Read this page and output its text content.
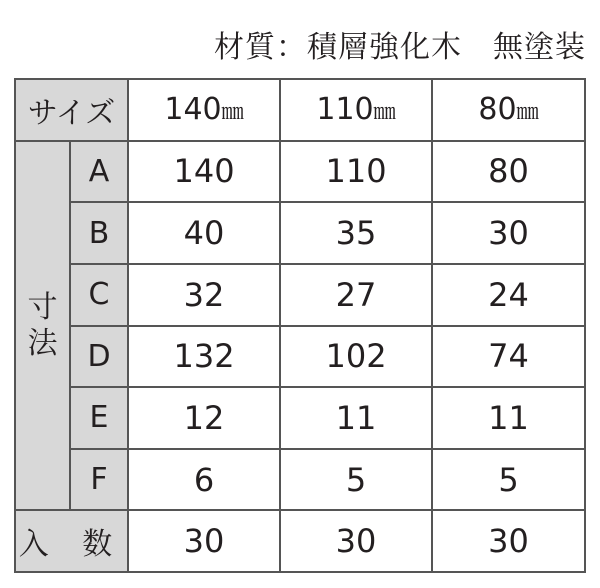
材質：積層強化木　無塗装
サイズ		140㎜	110㎜	80㎜
寸
法	A	140	110	80
	B	40	35	30
	C	32	27	24
	D	132	102	74
	E	12	11	11
	F	6	5	5
入 数		30	30	30
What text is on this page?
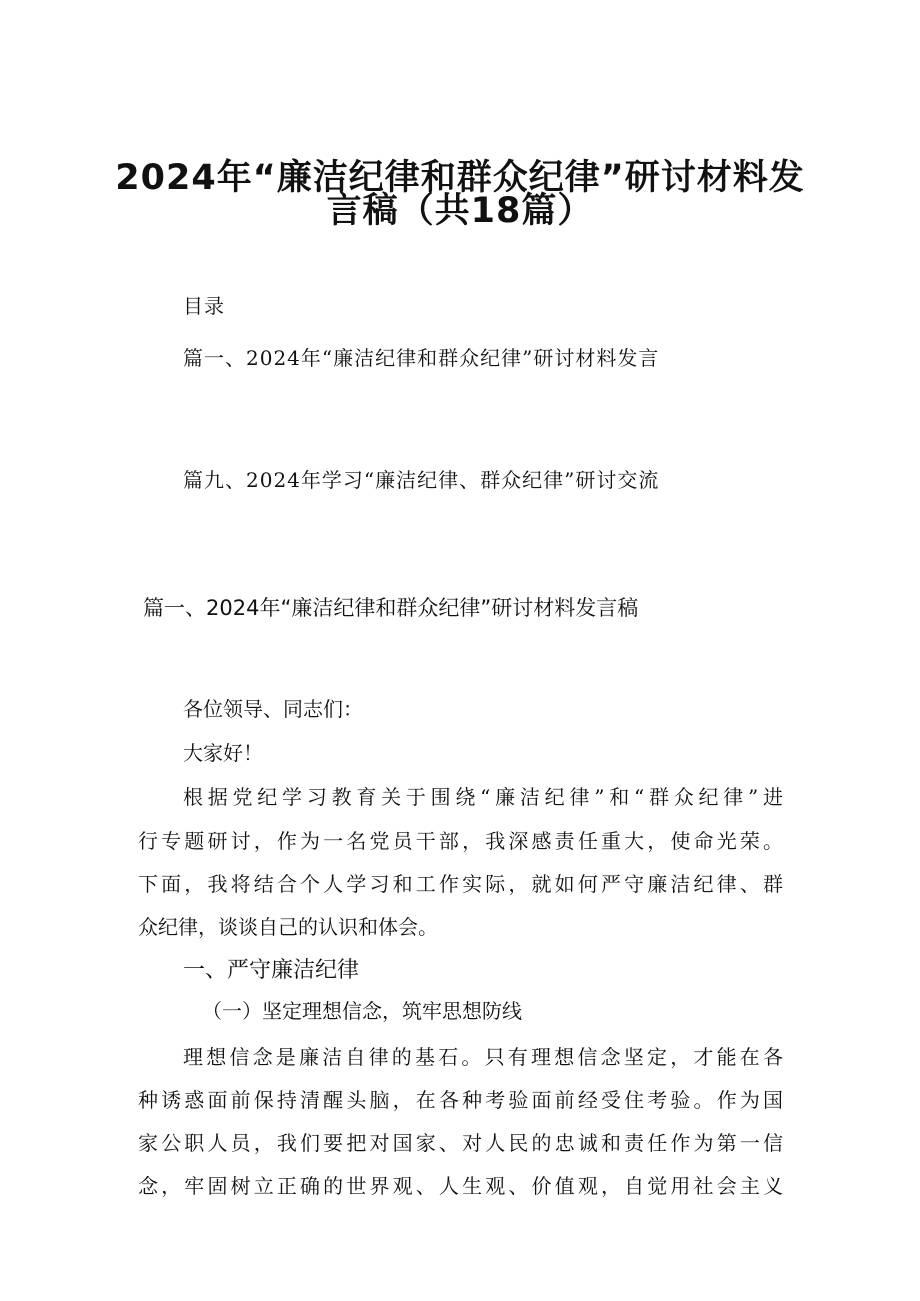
2024年“廉洁纪律和群众纪律”研讨材料发
言稿（共18篇）
目录
篇一、2024年“廉洁纪律和群众纪律”研讨材料发言
篇九、2024年学习“廉洁纪律、群众纪律”研讨交流
篇一、2024年“廉洁纪律和群众纪律”研讨材料发言稿
各位领导、同志们：
大家好！
根据党纪学习教育关于围绕“廉洁纪律”和“群众纪律”进
行专题研讨，作为一名党员干部，我深感责任重大，使命光荣。
下面，我将结合个人学习和工作实际，就如何严守廉洁纪律、群
众纪律，谈谈自己的认识和体会。
一、严守廉洁纪律
（一）坚定理想信念，筑牢思想防线
理想信念是廉洁自律的基石。只有理想信念坚定，才能在各
种诱惑面前保持清醒头脑，在各种考验面前经受住考验。作为国
家公职人员，我们要把对国家、对人民的忠诚和责任作为第一信
念，牢固树立正确的世界观、人生观、价值观，自觉用社会主义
§ §
> _DIRECTIONS_
Copy every record above exactly, leaving out any pictures.

> _TASK RESPONSE_
Read this page and output its text content.
材質：積層強化木　無塗装
サイズ		140㎜	110㎜	80㎜
寸
法	A	140	110	80
	B	40	35	30
	C	32	27	24
	D	132	102	74
	E	12	11	11
	F	6	5	5
入 数		30	30	30
What text is on this page?
2024年“廉洁纪律和群众纪律”研讨材料发
言稿（共18篇）
目录
篇一、2024年“廉洁纪律和群众纪律”研讨材料发言
篇九、2024年学习“廉洁纪律、群众纪律”研讨交流
篇一、2024年“廉洁纪律和群众纪律”研讨材料发言稿
各位领导、同志们：
大家好！
根据党纪学习教育关于围绕“廉洁纪律”和“群众纪律”进
行专题研讨，作为一名党员干部，我深感责任重大，使命光荣。
下面，我将结合个人学习和工作实际，就如何严守廉洁纪律、群
众纪律，谈谈自己的认识和体会。
一、严守廉洁纪律
（一）坚定理想信念，筑牢思想防线
理想信念是廉洁自律的基石。只有理想信念坚定，才能在各
种诱惑面前保持清醒头脑，在各种考验面前经受住考验。作为国
家公职人员，我们要把对国家、对人民的忠诚和责任作为第一信
念，牢固树立正确的世界观、人生观、价值观，自觉用社会主义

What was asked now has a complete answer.